### Given entries
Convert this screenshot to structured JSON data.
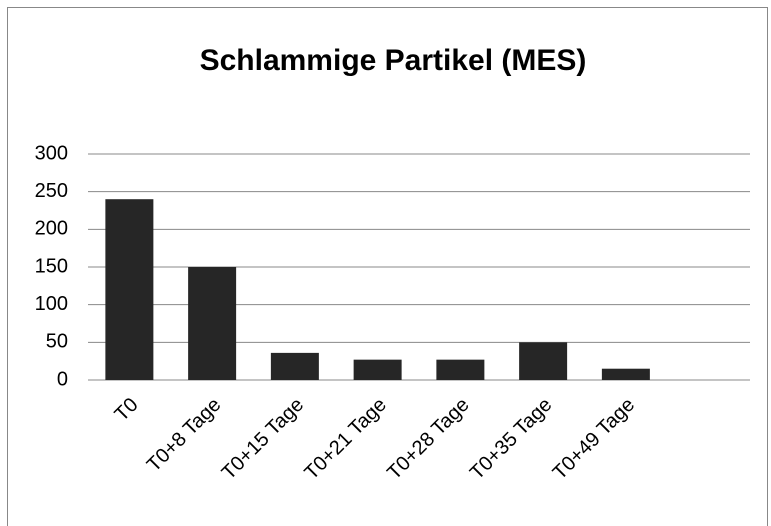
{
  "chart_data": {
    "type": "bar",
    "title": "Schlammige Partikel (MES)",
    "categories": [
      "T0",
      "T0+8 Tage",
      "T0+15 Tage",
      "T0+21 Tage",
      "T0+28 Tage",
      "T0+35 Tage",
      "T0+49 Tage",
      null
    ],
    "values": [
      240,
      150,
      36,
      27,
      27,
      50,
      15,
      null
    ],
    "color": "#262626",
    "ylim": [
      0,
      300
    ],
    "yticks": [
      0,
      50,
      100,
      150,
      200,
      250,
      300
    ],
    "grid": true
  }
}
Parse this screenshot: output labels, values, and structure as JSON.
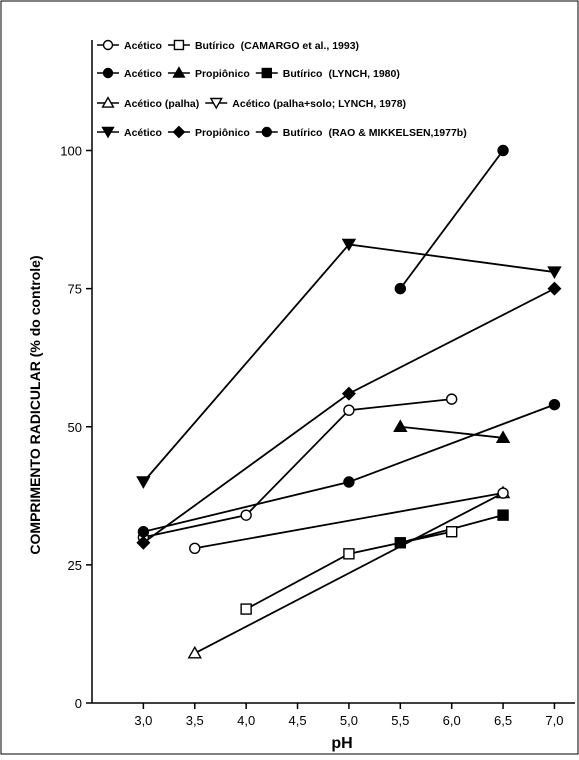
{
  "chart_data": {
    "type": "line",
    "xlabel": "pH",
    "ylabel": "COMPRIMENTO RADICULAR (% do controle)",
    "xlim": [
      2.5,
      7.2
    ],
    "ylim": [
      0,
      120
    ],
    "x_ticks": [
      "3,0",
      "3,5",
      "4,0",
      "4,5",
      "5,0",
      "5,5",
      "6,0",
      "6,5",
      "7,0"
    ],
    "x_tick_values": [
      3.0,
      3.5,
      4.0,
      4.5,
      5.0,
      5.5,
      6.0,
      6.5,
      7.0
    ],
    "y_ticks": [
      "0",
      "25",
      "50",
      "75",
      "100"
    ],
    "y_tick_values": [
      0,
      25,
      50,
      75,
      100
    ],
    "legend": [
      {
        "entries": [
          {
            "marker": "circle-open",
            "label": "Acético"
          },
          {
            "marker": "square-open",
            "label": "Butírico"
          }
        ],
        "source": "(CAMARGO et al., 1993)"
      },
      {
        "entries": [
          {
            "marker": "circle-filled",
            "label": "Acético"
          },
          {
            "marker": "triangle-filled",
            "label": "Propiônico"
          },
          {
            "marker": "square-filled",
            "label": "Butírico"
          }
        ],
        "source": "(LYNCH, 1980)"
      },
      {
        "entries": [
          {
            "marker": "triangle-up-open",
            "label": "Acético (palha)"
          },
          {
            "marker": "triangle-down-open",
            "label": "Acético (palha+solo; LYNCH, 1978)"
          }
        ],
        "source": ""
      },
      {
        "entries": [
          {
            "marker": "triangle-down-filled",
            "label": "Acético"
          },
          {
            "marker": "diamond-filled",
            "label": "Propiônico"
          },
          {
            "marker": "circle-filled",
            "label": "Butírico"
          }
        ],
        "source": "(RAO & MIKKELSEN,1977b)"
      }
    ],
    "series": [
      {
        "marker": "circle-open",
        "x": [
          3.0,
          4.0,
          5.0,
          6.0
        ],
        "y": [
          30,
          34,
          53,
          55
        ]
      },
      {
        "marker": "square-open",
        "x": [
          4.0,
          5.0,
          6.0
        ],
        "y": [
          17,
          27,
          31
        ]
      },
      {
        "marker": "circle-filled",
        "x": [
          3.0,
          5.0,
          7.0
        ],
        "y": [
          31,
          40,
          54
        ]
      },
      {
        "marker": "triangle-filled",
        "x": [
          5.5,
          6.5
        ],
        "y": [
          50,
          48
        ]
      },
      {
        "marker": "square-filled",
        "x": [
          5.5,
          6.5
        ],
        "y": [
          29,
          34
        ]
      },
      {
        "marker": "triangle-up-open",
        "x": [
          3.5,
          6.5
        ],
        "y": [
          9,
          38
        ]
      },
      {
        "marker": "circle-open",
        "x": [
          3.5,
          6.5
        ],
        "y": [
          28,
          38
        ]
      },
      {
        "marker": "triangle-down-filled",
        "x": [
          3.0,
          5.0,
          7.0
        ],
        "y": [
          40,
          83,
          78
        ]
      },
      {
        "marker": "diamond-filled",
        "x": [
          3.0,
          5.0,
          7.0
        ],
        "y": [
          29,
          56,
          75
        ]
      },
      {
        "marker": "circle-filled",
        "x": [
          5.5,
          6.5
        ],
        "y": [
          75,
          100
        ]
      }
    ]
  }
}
==
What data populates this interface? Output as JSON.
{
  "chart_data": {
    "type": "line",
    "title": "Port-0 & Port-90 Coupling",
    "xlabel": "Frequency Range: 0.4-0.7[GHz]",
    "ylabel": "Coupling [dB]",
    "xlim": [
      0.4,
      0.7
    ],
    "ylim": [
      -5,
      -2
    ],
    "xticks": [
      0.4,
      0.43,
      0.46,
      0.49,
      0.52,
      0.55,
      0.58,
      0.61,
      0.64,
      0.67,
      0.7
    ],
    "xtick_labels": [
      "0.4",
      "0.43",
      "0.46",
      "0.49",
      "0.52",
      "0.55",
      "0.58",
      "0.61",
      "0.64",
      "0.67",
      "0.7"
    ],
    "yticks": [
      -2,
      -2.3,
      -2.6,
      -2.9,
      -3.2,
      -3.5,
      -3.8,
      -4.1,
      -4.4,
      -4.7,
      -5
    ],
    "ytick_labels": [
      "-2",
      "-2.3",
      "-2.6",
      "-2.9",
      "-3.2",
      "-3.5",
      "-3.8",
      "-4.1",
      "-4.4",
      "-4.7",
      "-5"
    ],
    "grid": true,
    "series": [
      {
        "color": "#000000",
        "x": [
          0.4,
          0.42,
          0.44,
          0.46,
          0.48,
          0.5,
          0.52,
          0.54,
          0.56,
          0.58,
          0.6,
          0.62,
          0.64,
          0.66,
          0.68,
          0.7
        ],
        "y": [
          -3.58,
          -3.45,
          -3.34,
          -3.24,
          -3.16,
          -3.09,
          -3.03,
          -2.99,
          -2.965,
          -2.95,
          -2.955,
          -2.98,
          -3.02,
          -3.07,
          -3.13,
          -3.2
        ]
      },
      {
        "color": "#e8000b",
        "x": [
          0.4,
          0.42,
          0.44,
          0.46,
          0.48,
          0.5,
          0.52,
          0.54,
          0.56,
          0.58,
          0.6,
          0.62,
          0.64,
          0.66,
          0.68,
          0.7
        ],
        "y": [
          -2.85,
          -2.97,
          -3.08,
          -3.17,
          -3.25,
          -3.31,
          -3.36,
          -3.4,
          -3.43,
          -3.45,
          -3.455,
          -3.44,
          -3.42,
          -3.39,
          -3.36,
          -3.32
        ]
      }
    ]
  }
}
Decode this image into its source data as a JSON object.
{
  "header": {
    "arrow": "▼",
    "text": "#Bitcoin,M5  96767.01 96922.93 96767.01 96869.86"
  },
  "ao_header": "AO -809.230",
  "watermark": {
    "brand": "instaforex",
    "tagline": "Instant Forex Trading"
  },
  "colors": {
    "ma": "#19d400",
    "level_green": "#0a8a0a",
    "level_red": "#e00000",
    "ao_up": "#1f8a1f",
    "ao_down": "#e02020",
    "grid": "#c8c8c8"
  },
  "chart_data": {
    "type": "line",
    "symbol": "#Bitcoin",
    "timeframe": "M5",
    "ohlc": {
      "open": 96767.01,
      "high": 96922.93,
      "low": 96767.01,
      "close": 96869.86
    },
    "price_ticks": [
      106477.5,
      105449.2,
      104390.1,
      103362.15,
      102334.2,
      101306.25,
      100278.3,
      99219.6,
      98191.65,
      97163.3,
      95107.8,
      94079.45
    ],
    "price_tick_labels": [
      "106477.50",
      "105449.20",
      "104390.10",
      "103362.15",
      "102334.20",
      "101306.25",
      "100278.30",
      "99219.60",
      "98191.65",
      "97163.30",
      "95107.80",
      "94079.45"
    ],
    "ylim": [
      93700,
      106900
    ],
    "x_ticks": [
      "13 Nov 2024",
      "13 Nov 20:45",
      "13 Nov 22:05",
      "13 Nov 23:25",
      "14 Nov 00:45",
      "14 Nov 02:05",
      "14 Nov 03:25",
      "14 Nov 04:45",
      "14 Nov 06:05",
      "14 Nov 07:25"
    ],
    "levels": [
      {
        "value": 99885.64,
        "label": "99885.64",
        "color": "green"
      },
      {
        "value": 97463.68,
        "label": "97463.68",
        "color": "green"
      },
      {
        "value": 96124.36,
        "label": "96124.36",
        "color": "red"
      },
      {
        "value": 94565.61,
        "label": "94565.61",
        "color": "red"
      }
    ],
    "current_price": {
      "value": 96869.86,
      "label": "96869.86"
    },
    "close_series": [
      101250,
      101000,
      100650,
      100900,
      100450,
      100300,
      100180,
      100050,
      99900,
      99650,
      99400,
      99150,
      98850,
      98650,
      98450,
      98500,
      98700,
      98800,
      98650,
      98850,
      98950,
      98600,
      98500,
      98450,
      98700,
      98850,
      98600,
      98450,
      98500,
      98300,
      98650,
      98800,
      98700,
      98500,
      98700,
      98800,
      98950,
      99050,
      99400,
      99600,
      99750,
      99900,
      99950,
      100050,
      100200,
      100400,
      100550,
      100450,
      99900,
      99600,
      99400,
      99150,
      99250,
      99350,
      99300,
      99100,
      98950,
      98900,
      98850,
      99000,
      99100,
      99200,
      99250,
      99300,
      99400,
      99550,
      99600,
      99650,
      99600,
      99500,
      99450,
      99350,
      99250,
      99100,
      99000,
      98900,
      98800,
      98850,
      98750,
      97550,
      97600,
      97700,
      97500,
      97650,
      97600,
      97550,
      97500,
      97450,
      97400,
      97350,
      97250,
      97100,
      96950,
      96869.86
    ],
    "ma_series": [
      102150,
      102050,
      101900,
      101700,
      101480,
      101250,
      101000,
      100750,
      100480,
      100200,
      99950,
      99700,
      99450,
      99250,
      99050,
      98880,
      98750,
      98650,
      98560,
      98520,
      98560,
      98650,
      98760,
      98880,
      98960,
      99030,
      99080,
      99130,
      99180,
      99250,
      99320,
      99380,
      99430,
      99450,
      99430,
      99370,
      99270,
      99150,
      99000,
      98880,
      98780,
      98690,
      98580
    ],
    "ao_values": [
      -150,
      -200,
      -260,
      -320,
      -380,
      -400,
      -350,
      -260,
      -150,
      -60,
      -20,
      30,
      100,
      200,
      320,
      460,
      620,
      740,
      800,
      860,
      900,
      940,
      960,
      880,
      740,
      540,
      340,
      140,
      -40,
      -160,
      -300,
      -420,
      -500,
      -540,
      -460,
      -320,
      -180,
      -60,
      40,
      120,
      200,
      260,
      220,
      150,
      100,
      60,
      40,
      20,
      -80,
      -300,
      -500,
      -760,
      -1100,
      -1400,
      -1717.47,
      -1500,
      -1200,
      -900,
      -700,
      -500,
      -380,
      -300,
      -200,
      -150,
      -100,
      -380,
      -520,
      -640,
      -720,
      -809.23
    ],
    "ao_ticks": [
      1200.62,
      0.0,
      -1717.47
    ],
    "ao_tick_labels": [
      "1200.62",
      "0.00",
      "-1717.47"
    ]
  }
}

### Goal of the exercise
Count every line in the listing above that holds "filled", then report only the count.

### Result
12